Wherever "Wang" appears in a line, list that line.
--- Start of RECORDS TO PROCESS ---
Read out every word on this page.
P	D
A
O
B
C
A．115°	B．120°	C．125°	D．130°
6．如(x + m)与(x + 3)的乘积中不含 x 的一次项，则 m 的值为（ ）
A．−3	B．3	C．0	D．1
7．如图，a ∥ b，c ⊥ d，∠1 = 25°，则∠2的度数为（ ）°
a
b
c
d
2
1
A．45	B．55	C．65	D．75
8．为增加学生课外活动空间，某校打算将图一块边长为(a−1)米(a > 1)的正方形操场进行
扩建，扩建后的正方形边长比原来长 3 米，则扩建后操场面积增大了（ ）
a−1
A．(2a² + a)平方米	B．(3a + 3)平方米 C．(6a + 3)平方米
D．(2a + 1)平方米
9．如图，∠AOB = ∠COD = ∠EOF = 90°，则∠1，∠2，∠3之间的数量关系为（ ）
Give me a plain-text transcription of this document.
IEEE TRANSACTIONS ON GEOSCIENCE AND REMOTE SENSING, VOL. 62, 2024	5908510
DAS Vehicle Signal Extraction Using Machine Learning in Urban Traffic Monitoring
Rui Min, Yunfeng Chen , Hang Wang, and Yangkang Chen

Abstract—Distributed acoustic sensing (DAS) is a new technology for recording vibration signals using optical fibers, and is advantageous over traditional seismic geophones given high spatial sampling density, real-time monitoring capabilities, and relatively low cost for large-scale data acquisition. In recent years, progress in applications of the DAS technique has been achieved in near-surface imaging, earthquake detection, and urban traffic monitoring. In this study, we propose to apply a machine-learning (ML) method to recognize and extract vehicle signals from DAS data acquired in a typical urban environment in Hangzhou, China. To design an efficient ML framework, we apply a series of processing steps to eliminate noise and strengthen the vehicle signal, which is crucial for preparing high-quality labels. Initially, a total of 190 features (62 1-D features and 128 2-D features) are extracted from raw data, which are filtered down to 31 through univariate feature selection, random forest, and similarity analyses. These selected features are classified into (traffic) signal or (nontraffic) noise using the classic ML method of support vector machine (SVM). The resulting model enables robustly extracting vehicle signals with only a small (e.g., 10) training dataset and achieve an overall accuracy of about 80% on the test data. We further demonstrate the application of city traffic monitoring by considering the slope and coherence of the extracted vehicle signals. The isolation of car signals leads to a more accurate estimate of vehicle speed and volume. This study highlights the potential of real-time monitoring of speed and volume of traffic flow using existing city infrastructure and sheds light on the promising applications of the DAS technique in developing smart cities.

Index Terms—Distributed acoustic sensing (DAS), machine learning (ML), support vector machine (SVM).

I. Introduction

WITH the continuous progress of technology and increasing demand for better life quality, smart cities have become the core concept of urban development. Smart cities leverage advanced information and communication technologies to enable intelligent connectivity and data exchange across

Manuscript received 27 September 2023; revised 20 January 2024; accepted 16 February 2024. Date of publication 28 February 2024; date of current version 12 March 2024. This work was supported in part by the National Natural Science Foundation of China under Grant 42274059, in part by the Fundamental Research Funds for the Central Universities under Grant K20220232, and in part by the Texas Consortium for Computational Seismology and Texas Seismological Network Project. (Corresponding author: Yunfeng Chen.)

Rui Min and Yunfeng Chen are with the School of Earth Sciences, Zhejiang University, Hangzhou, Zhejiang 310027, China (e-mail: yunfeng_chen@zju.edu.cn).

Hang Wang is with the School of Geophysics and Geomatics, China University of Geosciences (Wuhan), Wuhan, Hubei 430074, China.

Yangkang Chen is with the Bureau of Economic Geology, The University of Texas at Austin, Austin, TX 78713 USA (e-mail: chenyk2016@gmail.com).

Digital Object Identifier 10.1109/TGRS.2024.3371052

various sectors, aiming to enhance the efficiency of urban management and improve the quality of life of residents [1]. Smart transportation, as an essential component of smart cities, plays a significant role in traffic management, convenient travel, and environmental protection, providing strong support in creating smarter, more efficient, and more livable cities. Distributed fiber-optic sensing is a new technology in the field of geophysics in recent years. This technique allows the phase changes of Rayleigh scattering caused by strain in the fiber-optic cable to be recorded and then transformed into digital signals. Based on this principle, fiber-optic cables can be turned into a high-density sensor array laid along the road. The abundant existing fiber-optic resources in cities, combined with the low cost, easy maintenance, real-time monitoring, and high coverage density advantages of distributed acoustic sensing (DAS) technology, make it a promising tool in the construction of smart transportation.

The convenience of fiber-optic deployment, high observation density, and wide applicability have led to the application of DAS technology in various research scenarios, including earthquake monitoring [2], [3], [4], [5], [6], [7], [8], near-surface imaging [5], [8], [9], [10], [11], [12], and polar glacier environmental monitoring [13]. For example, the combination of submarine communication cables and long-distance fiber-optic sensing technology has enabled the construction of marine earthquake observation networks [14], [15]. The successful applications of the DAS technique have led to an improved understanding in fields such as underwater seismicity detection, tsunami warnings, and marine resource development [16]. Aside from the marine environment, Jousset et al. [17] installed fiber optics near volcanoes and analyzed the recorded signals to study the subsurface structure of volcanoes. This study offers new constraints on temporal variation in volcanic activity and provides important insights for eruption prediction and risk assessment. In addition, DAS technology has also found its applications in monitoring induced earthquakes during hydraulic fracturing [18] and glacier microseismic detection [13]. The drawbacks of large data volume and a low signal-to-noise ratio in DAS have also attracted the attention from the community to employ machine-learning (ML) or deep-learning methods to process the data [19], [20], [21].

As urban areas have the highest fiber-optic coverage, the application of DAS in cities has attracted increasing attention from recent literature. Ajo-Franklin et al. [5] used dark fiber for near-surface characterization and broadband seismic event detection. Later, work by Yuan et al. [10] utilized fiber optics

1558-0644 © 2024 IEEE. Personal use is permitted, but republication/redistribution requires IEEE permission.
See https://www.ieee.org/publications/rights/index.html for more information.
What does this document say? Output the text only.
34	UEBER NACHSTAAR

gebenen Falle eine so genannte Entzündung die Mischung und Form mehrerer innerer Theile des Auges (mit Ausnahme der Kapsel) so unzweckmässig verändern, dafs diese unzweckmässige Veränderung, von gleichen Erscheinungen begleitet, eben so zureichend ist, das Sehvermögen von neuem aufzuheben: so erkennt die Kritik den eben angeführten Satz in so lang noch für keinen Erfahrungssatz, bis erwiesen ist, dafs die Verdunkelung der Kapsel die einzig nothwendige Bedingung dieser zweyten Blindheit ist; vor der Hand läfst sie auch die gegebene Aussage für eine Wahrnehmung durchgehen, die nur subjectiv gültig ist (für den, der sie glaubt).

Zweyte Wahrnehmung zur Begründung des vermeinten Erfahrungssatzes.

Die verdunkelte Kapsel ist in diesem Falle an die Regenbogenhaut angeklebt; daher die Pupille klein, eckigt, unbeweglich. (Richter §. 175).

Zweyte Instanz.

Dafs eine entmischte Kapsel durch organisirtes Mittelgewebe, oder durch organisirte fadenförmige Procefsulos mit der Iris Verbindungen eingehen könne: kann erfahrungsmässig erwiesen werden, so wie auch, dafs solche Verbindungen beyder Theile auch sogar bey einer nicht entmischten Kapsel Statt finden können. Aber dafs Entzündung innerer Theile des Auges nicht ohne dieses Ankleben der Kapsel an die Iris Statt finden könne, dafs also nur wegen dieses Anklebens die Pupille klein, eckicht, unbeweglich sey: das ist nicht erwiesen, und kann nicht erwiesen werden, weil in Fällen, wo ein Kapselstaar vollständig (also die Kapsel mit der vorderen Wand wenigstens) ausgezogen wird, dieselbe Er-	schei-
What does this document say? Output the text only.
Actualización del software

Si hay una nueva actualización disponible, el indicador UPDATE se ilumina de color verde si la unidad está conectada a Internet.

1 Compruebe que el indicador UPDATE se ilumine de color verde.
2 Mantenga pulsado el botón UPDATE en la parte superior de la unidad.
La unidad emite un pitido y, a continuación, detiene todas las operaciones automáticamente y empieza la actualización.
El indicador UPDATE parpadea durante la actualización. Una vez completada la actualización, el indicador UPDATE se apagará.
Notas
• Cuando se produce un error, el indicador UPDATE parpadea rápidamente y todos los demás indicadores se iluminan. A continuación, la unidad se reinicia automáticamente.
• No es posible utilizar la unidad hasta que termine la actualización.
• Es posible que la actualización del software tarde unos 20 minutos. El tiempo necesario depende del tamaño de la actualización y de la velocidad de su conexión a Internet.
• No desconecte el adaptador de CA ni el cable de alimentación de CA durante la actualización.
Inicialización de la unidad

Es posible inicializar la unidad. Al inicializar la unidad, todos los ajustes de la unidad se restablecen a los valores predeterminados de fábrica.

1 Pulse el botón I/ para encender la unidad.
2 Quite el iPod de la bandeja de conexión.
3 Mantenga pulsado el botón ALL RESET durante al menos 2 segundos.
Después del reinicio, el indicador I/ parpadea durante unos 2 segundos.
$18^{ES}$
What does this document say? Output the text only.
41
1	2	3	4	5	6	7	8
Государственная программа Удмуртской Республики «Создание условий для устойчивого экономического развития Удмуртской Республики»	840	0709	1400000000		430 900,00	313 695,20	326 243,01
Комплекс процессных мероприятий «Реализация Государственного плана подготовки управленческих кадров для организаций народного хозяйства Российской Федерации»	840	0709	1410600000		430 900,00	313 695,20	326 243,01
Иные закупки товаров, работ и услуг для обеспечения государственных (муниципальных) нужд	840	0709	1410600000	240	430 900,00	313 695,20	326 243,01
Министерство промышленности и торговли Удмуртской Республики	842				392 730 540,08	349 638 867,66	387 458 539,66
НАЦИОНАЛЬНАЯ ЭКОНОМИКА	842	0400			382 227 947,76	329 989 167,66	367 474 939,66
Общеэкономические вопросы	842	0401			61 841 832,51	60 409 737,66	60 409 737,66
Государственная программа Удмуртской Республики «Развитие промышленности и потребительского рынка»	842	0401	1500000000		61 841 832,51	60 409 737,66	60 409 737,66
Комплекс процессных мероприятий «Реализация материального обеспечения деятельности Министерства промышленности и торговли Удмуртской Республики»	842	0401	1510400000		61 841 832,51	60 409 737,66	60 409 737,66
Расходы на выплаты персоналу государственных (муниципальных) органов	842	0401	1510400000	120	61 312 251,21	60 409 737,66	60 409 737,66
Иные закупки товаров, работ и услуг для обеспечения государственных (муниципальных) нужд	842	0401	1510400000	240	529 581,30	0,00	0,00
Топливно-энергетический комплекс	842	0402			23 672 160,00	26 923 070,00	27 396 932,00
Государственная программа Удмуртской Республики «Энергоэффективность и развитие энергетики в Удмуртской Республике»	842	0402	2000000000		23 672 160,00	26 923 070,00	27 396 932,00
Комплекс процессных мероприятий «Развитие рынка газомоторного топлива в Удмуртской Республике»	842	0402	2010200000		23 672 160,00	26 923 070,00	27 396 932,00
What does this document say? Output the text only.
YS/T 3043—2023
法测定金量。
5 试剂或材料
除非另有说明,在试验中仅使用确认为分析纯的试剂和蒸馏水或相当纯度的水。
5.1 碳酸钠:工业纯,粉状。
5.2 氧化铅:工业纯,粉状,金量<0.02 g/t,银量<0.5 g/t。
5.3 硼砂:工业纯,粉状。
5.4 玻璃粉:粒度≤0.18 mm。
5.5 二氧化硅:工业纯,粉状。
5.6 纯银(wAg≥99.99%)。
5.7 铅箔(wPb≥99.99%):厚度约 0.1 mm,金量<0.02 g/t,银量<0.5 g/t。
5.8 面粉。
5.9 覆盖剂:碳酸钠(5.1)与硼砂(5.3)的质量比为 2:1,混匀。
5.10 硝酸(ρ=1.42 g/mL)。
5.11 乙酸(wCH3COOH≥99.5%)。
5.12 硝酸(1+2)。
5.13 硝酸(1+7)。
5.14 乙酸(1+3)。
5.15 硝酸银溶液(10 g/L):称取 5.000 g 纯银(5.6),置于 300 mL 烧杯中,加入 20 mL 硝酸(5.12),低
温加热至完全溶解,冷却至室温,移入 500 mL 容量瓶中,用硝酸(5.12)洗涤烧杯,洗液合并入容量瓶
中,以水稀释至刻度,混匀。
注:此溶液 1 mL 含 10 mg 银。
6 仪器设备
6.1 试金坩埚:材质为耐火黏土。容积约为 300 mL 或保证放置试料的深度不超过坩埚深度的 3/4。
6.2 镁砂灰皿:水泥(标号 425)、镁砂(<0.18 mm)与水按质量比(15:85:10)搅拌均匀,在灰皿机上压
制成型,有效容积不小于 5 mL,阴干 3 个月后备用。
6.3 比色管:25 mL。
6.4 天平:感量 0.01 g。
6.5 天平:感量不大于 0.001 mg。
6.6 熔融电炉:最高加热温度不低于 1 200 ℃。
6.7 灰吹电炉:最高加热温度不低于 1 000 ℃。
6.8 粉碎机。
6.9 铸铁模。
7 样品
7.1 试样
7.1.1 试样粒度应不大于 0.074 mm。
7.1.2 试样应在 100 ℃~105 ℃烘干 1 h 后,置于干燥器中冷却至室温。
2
--- End of RECORDS TO PROCESS ---
SOLUTION TO THE PROBLEM:
Rui Min, Yunfeng Chen , Hang Wang, and Yangkang Chen
Hang Wang is with the School of Geophysics and Geomatics, China University of Geosciences (Wuhan), Wuhan, Hubei 430074, China.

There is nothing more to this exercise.